* [SOURCE RECORDS]

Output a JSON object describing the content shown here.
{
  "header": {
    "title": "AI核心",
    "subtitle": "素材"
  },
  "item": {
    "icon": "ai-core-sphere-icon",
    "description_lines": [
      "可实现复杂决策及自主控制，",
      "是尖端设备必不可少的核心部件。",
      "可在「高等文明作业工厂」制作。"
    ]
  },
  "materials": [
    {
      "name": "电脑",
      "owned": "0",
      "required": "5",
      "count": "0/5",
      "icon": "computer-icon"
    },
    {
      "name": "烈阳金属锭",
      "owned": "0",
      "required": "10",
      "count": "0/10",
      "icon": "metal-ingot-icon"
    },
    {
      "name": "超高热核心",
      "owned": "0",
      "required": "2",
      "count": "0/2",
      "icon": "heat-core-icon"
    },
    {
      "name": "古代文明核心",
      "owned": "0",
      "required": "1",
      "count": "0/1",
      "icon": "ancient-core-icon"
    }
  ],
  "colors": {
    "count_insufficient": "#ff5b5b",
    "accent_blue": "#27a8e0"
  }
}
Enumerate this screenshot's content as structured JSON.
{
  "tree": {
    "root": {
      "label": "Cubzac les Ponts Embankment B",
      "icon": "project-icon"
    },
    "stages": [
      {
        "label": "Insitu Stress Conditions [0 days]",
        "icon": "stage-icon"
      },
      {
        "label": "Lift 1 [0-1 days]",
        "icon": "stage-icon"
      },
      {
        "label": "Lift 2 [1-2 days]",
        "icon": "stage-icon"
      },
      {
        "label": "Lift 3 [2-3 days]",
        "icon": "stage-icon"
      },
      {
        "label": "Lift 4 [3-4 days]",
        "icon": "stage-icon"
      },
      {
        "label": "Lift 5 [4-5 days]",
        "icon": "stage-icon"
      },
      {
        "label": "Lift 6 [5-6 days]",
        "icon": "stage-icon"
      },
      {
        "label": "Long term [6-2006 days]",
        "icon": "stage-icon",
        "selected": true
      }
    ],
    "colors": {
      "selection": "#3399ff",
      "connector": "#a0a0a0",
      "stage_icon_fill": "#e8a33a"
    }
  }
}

* [WHAT NEEDS TO BE DONE]
Output the records exactly, including every line.

* [ANSWER FOR THIS EXERCISE]
Output a JSON object describing the content shown here.
{
  "header": {
    "title": "AI核心",
    "subtitle": "素材"
  },
  "item": {
    "icon": "ai-core-sphere-icon",
    "description_lines": [
      "可实现复杂决策及自主控制，",
      "是尖端设备必不可少的核心部件。",
      "可在「高等文明作业工厂」制作。"
    ]
  },
  "materials": [
    {
      "name": "电脑",
      "owned": "0",
      "required": "5",
      "count": "0/5",
      "icon": "computer-icon"
    },
    {
      "name": "烈阳金属锭",
      "owned": "0",
      "required": "10",
      "count": "0/10",
      "icon": "metal-ingot-icon"
    },
    {
      "name": "超高热核心",
      "owned": "0",
      "required": "2",
      "count": "0/2",
      "icon": "heat-core-icon"
    },
    {
      "name": "古代文明核心",
      "owned": "0",
      "required": "1",
      "count": "0/1",
      "icon": "ancient-core-icon"
    }
  ],
  "colors": {
    "count_insufficient": "#ff5b5b",
    "accent_blue": "#27a8e0"
  }
}
Enumerate this screenshot's content as structured JSON.
{
  "tree": {
    "root": {
      "label": "Cubzac les Ponts Embankment B",
      "icon": "project-icon"
    },
    "stages": [
      {
        "label": "Insitu Stress Conditions [0 days]",
        "icon": "stage-icon"
      },
      {
        "label": "Lift 1 [0-1 days]",
        "icon": "stage-icon"
      },
      {
        "label": "Lift 2 [1-2 days]",
        "icon": "stage-icon"
      },
      {
        "label": "Lift 3 [2-3 days]",
        "icon": "stage-icon"
      },
      {
        "label": "Lift 4 [3-4 days]",
        "icon": "stage-icon"
      },
      {
        "label": "Lift 5 [4-5 days]",
        "icon": "stage-icon"
      },
      {
        "label": "Lift 6 [5-6 days]",
        "icon": "stage-icon"
      },
      {
        "label": "Long term [6-2006 days]",
        "icon": "stage-icon",
        "selected": true
      }
    ],
    "colors": {
      "selection": "#3399ff",
      "connector": "#a0a0a0",
      "stage_icon_fill": "#e8a33a"
    }
  }
}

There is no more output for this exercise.